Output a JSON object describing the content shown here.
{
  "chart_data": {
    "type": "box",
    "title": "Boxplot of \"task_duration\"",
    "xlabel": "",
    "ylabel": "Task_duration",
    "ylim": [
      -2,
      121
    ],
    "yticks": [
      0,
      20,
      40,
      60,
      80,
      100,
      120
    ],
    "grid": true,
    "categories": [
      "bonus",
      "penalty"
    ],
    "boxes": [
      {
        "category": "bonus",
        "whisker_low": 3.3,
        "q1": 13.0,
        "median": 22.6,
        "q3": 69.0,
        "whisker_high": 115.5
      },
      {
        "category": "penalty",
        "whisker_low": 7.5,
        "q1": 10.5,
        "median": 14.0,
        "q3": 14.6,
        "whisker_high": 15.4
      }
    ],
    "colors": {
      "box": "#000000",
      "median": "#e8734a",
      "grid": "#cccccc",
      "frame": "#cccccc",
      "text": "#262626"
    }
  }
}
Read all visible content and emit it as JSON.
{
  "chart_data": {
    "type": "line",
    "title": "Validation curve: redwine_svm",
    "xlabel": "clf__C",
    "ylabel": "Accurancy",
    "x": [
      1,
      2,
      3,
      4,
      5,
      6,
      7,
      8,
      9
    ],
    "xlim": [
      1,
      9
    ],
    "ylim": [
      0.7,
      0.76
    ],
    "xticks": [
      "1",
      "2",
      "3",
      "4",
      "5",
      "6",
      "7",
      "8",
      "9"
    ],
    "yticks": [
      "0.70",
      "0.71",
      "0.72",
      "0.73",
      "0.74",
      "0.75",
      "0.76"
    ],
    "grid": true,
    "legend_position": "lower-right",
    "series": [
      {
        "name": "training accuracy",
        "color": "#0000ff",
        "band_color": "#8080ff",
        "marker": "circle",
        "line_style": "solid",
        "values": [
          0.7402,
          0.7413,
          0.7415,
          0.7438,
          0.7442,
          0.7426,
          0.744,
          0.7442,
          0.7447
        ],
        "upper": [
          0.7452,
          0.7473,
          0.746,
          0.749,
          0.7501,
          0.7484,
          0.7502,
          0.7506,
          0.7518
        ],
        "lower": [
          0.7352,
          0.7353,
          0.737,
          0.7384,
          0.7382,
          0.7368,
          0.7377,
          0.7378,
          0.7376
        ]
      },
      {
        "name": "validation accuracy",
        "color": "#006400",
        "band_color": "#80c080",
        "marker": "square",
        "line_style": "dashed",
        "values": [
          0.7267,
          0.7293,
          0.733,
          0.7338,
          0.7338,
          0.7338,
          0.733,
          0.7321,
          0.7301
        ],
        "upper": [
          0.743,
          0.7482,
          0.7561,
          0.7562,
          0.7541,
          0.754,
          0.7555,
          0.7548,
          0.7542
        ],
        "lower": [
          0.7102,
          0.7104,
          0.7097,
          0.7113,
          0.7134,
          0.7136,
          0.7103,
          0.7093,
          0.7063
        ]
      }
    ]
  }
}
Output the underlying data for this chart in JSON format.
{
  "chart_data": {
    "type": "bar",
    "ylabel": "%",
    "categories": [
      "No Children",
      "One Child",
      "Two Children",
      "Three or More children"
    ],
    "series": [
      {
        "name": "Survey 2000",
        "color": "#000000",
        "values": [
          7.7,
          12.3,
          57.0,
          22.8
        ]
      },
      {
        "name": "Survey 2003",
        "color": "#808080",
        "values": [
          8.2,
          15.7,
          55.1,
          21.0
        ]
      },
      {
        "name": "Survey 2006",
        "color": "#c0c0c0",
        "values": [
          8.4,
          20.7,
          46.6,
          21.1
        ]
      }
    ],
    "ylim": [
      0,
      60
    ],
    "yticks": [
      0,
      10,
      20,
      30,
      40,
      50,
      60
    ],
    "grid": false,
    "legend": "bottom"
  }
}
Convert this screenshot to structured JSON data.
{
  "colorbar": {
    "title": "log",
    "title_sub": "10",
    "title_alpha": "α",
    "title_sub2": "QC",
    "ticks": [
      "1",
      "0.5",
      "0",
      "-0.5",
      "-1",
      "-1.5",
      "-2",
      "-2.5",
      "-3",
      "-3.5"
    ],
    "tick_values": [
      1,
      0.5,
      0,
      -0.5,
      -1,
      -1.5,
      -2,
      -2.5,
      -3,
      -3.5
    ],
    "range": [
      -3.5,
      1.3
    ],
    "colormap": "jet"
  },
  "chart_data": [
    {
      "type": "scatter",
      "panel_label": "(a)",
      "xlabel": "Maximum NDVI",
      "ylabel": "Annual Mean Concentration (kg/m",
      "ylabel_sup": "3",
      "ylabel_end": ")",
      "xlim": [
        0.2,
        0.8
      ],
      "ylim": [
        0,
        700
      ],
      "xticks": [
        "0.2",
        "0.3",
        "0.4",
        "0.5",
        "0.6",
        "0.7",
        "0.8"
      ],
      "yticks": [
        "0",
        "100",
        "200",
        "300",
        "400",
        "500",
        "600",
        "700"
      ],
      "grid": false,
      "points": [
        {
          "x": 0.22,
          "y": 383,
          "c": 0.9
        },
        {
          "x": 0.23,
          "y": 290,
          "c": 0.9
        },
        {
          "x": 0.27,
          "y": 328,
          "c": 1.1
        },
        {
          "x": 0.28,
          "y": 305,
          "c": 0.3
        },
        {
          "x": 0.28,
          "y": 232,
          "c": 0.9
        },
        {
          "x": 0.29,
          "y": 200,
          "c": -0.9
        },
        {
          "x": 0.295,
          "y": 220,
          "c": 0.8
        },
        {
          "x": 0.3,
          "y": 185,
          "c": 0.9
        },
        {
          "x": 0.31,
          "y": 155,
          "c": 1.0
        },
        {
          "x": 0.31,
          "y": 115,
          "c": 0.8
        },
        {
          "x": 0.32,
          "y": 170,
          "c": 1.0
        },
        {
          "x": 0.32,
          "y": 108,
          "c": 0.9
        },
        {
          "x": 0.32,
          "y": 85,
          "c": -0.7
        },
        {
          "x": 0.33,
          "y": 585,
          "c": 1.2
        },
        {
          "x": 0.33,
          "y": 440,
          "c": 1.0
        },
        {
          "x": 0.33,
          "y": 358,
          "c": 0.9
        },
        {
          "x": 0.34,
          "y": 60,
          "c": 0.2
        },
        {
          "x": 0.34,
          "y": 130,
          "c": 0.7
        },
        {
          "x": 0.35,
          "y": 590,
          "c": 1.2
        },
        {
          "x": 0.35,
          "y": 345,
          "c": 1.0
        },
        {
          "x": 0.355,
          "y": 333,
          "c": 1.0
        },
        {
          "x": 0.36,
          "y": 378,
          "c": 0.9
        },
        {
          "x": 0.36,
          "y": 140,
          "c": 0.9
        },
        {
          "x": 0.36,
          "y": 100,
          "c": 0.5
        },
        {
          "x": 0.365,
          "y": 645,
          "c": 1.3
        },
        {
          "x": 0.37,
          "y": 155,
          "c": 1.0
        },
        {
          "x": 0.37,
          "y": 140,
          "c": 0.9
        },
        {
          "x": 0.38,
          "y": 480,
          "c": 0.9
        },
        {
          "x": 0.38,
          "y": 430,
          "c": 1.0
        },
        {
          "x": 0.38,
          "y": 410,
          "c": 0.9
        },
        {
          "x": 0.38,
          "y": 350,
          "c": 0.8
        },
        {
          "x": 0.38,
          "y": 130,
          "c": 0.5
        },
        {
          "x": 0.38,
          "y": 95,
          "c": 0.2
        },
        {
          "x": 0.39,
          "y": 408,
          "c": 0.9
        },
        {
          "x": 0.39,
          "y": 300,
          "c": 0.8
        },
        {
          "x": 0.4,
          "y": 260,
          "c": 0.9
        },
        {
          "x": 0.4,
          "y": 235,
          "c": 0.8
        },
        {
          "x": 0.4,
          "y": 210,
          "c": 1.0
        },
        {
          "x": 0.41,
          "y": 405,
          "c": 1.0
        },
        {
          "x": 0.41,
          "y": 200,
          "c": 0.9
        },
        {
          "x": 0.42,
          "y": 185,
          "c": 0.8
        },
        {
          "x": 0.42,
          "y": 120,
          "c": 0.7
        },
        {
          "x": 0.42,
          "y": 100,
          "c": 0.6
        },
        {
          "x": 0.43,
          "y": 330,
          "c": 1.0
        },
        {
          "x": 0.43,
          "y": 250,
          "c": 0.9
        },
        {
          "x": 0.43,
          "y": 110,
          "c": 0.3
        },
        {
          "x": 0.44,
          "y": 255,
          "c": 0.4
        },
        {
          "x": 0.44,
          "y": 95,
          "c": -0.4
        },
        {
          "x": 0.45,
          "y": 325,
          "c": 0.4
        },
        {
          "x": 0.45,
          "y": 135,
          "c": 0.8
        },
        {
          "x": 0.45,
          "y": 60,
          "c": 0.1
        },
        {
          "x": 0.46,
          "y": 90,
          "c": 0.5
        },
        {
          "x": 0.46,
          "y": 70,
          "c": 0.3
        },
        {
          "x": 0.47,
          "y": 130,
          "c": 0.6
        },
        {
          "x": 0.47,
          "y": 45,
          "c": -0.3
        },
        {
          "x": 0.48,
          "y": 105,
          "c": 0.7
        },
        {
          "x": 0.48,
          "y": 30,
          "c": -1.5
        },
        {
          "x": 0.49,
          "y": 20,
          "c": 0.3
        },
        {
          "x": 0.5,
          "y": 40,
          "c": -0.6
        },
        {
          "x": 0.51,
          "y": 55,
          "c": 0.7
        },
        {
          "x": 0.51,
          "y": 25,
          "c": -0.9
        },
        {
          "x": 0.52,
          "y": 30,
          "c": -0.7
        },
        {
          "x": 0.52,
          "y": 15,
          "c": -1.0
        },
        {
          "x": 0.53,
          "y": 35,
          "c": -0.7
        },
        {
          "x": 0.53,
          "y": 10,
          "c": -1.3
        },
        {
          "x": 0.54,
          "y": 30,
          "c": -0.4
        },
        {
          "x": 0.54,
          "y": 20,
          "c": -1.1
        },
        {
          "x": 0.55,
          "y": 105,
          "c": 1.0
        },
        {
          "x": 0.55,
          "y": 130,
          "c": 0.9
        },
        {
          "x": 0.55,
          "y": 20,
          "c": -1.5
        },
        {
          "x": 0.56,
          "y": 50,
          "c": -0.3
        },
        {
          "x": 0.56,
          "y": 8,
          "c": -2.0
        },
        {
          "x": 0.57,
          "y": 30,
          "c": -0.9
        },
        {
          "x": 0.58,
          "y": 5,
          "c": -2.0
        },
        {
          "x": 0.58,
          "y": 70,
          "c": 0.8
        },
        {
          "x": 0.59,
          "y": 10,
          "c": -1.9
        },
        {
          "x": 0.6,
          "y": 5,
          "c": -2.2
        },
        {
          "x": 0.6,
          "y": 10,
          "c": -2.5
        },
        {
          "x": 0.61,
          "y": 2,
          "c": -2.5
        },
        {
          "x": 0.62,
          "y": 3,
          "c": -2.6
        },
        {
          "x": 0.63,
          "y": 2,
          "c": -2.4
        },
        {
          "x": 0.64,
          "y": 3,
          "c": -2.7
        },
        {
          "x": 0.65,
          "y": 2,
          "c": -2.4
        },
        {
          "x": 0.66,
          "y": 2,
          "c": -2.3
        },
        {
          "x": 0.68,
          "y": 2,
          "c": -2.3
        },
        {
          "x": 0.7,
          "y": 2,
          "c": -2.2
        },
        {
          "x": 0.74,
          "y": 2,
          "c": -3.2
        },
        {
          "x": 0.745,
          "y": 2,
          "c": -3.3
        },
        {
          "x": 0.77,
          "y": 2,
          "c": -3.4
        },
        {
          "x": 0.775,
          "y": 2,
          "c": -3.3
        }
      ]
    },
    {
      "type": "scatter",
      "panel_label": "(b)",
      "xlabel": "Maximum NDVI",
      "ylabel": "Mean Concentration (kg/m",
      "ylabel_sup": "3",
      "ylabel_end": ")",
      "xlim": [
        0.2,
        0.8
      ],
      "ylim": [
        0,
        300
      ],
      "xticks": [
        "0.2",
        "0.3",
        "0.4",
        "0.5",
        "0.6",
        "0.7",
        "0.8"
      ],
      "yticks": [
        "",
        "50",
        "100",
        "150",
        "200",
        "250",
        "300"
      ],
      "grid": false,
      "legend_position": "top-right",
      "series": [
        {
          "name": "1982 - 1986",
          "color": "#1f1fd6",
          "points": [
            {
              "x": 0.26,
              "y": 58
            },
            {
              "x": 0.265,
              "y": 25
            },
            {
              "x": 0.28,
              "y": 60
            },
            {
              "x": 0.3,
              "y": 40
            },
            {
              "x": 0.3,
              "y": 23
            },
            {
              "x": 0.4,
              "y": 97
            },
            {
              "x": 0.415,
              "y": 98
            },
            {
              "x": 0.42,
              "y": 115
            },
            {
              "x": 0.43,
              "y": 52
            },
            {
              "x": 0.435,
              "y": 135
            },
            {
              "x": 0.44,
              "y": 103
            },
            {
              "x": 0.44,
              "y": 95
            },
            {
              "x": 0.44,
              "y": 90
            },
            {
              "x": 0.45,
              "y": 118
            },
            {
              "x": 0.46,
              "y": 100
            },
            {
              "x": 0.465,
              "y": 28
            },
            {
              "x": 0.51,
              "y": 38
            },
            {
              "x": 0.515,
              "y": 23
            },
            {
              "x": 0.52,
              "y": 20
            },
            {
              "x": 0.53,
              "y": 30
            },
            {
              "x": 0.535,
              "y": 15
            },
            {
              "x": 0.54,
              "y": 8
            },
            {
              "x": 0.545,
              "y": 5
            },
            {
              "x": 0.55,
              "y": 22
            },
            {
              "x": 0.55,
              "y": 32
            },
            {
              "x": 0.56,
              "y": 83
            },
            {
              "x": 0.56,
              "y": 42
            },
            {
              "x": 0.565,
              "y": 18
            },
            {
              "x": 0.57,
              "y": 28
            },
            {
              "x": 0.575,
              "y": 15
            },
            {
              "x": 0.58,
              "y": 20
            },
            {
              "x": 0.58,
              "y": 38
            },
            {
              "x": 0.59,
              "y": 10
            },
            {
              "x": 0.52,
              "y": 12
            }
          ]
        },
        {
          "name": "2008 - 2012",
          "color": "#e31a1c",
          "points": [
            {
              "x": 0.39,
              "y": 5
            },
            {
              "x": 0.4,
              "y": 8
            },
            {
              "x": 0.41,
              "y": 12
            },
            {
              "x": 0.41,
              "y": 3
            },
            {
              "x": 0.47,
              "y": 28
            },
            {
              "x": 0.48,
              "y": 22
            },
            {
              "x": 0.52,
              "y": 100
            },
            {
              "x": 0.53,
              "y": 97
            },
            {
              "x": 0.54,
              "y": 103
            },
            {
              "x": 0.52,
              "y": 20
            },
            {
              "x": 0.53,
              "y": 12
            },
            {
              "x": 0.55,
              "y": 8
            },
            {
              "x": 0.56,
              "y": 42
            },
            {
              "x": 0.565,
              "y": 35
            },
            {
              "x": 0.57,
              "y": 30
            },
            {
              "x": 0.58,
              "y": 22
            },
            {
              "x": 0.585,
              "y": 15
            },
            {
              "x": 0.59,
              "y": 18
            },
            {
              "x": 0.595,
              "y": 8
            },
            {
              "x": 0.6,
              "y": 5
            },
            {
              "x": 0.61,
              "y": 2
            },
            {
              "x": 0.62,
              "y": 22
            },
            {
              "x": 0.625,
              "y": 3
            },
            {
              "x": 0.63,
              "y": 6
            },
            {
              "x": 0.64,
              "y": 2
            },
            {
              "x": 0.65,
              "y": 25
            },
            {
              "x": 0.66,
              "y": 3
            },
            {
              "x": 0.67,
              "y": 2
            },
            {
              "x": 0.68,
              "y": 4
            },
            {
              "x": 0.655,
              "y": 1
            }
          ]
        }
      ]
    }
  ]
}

....................

Select the lines from the entries that include the word "type".

__Answer to this problem__
    "type": "box",
    "type": "line",
    "type": "bar",
      "type": "scatter",
      "type": "scatter",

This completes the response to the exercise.